Exercise:
Rewrite all of the records below with every instance of "great-lakes" switched to "lake-region" and everything else unchanged. Leave the pictures out of your answer.

Exercise material:
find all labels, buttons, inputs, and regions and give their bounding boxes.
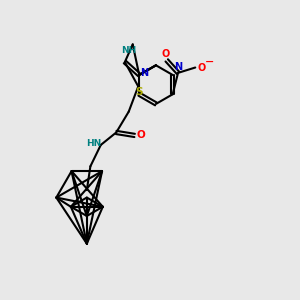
- Text: O: O: [137, 130, 146, 140]
- Text: HN: HN: [86, 139, 101, 148]
- Text: O: O: [197, 62, 205, 73]
- Text: N: N: [174, 62, 182, 72]
- Text: −: −: [205, 57, 214, 67]
- Text: N: N: [140, 68, 148, 79]
- Text: S: S: [136, 87, 143, 97]
- Text: O: O: [162, 50, 170, 59]
- Text: NH: NH: [122, 46, 137, 56]
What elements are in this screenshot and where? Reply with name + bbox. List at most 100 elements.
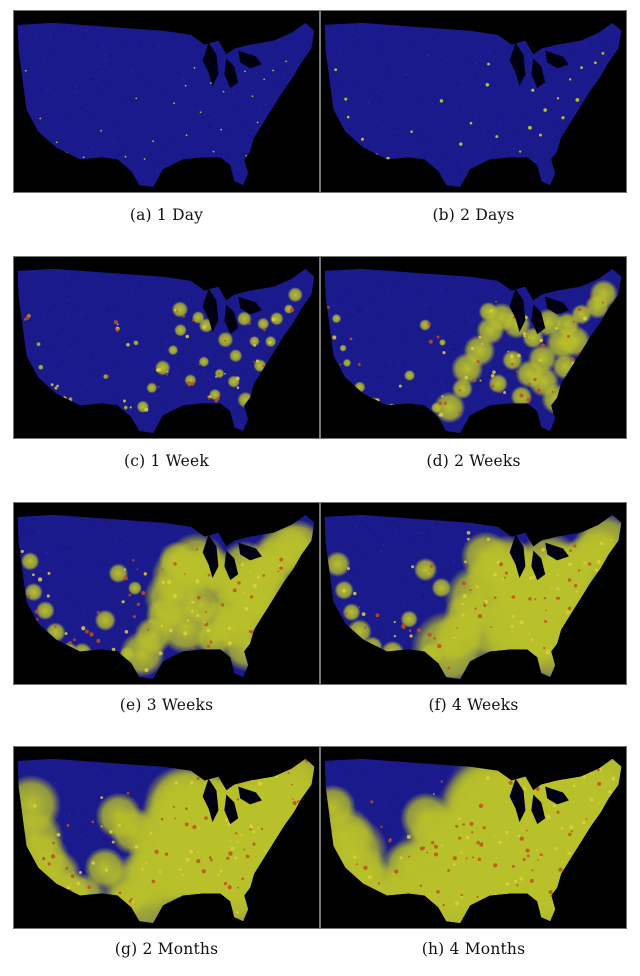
map-panel-d: [320, 256, 627, 439]
infection-cluster: [17, 774, 62, 835]
infection-cluster: [502, 349, 523, 371]
infection-cluster: [589, 279, 619, 309]
infection-cluster: [344, 97, 348, 101]
map-panel-a: [13, 10, 320, 193]
infection-cluster: [236, 311, 252, 327]
infection-cluster: [439, 99, 444, 103]
infection-cluster: [200, 767, 291, 858]
infection-cluster: [123, 405, 128, 410]
infection-cluster: [374, 153, 379, 158]
infection-cluster: [71, 642, 93, 664]
us-landmass: [17, 22, 315, 188]
infection-cluster: [38, 364, 44, 370]
infection-cluster: [354, 381, 366, 393]
infection-cluster: [324, 551, 351, 577]
great-lakes: [509, 778, 569, 825]
infection-cluster: [478, 301, 499, 322]
infection-cluster: [133, 340, 139, 346]
infection-cluster: [209, 82, 212, 84]
infection-cluster: [263, 78, 266, 81]
great-lakes: [509, 288, 569, 335]
infection-cluster: [380, 640, 405, 665]
infection-cluster: [430, 402, 442, 414]
caption-f: (f) 4 Weeks: [428, 696, 519, 714]
infection-cluster: [222, 90, 225, 93]
infection-cluster: [543, 108, 547, 112]
map-panel-f: [320, 502, 627, 685]
infection-cluster: [198, 356, 210, 368]
infection-cluster: [575, 97, 580, 102]
infection-cluster: [243, 70, 246, 73]
great-lakes: [202, 534, 262, 581]
infection-cluster: [460, 531, 511, 582]
infection-cluster: [68, 396, 73, 402]
infection-cluster: [459, 142, 463, 146]
infection-cluster: [60, 642, 78, 659]
great-lakes: [202, 42, 262, 89]
infection-cluster: [82, 156, 85, 159]
great-lakes: [202, 778, 262, 825]
infection-cluster: [84, 847, 126, 889]
infection-cluster: [594, 61, 597, 65]
infection-cluster: [361, 636, 383, 658]
infection-cluster: [119, 646, 135, 662]
infection-cluster: [386, 156, 390, 161]
infection-cluster: [127, 581, 142, 596]
infection-cluster: [212, 150, 215, 153]
infection-cluster: [102, 373, 109, 380]
infection-cluster: [185, 134, 188, 137]
infection-cluster: [413, 557, 438, 582]
infection-cluster: [541, 383, 573, 415]
infection-cluster: [24, 69, 27, 72]
caption-b: (b) 2 Days: [432, 206, 515, 224]
infection-cluster: [184, 84, 187, 87]
infection-cluster: [124, 155, 127, 158]
infection-cluster: [539, 133, 542, 137]
infection-cluster: [184, 374, 197, 387]
infection-cluster: [237, 391, 254, 409]
infection-cluster: [334, 68, 338, 72]
infection-cluster: [519, 150, 522, 153]
infection-cluster: [403, 369, 416, 381]
infection-cluster: [561, 116, 565, 120]
infection-cluster: [339, 344, 347, 352]
infection-cluster: [167, 344, 179, 356]
caption-c: (c) 1 Week: [124, 452, 209, 470]
infection-cluster: [143, 766, 217, 840]
great-lakes: [202, 288, 262, 335]
infection-cluster: [174, 323, 187, 337]
infection-cluster: [158, 541, 196, 579]
infection-cluster: [146, 382, 158, 394]
infection-cluster: [36, 341, 41, 347]
infection-cluster: [410, 130, 413, 133]
caption-a: (a) 1 Day: [129, 206, 204, 224]
infection-cluster: [531, 88, 535, 92]
infection-cluster: [568, 78, 572, 81]
infection-cluster: [558, 324, 591, 358]
map-panel-c: [13, 256, 320, 439]
infection-cluster: [451, 352, 484, 385]
infection-cluster: [193, 66, 196, 69]
infection-cluster: [269, 311, 284, 326]
infection-cluster: [324, 784, 357, 831]
infection-cluster: [272, 69, 274, 72]
infection-cluster: [438, 339, 446, 346]
caption-d: (d) 2 Weeks: [426, 452, 521, 470]
infection-cluster: [199, 111, 202, 114]
infection-cluster: [249, 335, 260, 347]
infection-cluster: [469, 121, 473, 125]
infection-cluster: [342, 358, 352, 368]
infection-cluster: [135, 97, 138, 100]
infection-cluster: [55, 141, 58, 144]
infection-cluster: [387, 403, 396, 411]
infection-cluster: [20, 552, 40, 571]
infection-cluster: [191, 311, 205, 324]
infection-cluster: [171, 301, 189, 318]
infection-cluster: [264, 335, 277, 348]
infection-cluster: [95, 792, 143, 840]
infection-cluster: [488, 373, 508, 394]
infection-cluster: [528, 125, 532, 130]
infection-cluster: [65, 152, 68, 154]
infection-cluster: [285, 60, 288, 63]
infection-cluster: [400, 610, 418, 628]
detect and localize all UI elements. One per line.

Answer to the problem:
find all labels, buttons, inputs, and regions and give their bounding boxes.
- Text: O: O: [137, 130, 146, 140]
- Text: HN: HN: [86, 139, 101, 148]
- Text: O: O: [197, 62, 205, 73]
- Text: N: N: [174, 62, 182, 72]
- Text: −: −: [205, 57, 214, 67]
- Text: N: N: [140, 68, 148, 79]
- Text: S: S: [136, 87, 143, 97]
- Text: O: O: [162, 50, 170, 59]
- Text: NH: NH: [122, 46, 137, 56]
What elements are in this screenshot and where? Reply with name + bbox. List at most 100 elements.
map-panel-d: [320, 256, 627, 439]
infection-cluster: [17, 774, 62, 835]
infection-cluster: [502, 349, 523, 371]
infection-cluster: [589, 279, 619, 309]
infection-cluster: [344, 97, 348, 101]
map-panel-a: [13, 10, 320, 193]
infection-cluster: [236, 311, 252, 327]
infection-cluster: [439, 99, 444, 103]
infection-cluster: [200, 767, 291, 858]
infection-cluster: [123, 405, 128, 410]
infection-cluster: [374, 153, 379, 158]
infection-cluster: [71, 642, 93, 664]
us-landmass: [17, 22, 315, 188]
infection-cluster: [38, 364, 44, 370]
infection-cluster: [354, 381, 366, 393]
infection-cluster: [324, 551, 351, 577]
lake-region: [509, 778, 569, 825]
infection-cluster: [478, 301, 499, 322]
infection-cluster: [133, 340, 139, 346]
infection-cluster: [209, 82, 212, 84]
infection-cluster: [263, 78, 266, 81]
lake-region: [509, 288, 569, 335]
infection-cluster: [380, 640, 405, 665]
infection-cluster: [430, 402, 442, 414]
caption-f: (f) 4 Weeks: [428, 696, 519, 714]
infection-cluster: [222, 90, 225, 93]
infection-cluster: [543, 108, 547, 112]
map-panel-f: [320, 502, 627, 685]
infection-cluster: [198, 356, 210, 368]
infection-cluster: [575, 97, 580, 102]
infection-cluster: [243, 70, 246, 73]
lake-region: [202, 534, 262, 581]
infection-cluster: [460, 531, 511, 582]
infection-cluster: [68, 396, 73, 402]
infection-cluster: [459, 142, 463, 146]
infection-cluster: [60, 642, 78, 659]
lake-region: [202, 42, 262, 89]
infection-cluster: [82, 156, 85, 159]
lake-region: [202, 778, 262, 825]
infection-cluster: [84, 847, 126, 889]
infection-cluster: [594, 61, 597, 65]
infection-cluster: [361, 636, 383, 658]
infection-cluster: [119, 646, 135, 662]
infection-cluster: [386, 156, 390, 161]
infection-cluster: [127, 581, 142, 596]
infection-cluster: [212, 150, 215, 153]
infection-cluster: [102, 373, 109, 380]
infection-cluster: [185, 134, 188, 137]
infection-cluster: [413, 557, 438, 582]
infection-cluster: [541, 383, 573, 415]
infection-cluster: [24, 69, 27, 72]
caption-b: (b) 2 Days: [432, 206, 515, 224]
infection-cluster: [184, 84, 187, 87]
infection-cluster: [124, 155, 127, 158]
infection-cluster: [539, 133, 542, 137]
infection-cluster: [184, 374, 197, 387]
infection-cluster: [237, 391, 254, 409]
infection-cluster: [334, 68, 338, 72]
infection-cluster: [519, 150, 522, 153]
infection-cluster: [403, 369, 416, 381]
infection-cluster: [561, 116, 565, 120]
infection-cluster: [339, 344, 347, 352]
infection-cluster: [167, 344, 179, 356]
caption-c: (c) 1 Week: [124, 452, 209, 470]
infection-cluster: [143, 766, 217, 840]
lake-region: [202, 288, 262, 335]
infection-cluster: [174, 323, 187, 337]
infection-cluster: [158, 541, 196, 579]
infection-cluster: [146, 382, 158, 394]
infection-cluster: [36, 341, 41, 347]
infection-cluster: [410, 130, 413, 133]
caption-a: (a) 1 Day: [129, 206, 204, 224]
infection-cluster: [531, 88, 535, 92]
infection-cluster: [568, 78, 572, 81]
infection-cluster: [558, 324, 591, 358]
map-panel-c: [13, 256, 320, 439]
infection-cluster: [451, 352, 484, 385]
infection-cluster: [193, 66, 196, 69]
infection-cluster: [269, 311, 284, 326]
infection-cluster: [324, 784, 357, 831]
infection-cluster: [272, 69, 274, 72]
infection-cluster: [438, 339, 446, 346]
caption-d: (d) 2 Weeks: [426, 452, 521, 470]
infection-cluster: [199, 111, 202, 114]
infection-cluster: [249, 335, 260, 347]
infection-cluster: [469, 121, 473, 125]
infection-cluster: [342, 358, 352, 368]
infection-cluster: [135, 97, 138, 100]
infection-cluster: [55, 141, 58, 144]
infection-cluster: [387, 403, 396, 411]
infection-cluster: [20, 552, 40, 571]
infection-cluster: [191, 311, 205, 324]
infection-cluster: [171, 301, 189, 318]
infection-cluster: [264, 335, 277, 348]
infection-cluster: [95, 792, 143, 840]
infection-cluster: [488, 373, 508, 394]
infection-cluster: [528, 125, 532, 130]
infection-cluster: [65, 152, 68, 154]
infection-cluster: [285, 60, 288, 63]
infection-cluster: [400, 610, 418, 628]
detect and localize all UI elements. One per line.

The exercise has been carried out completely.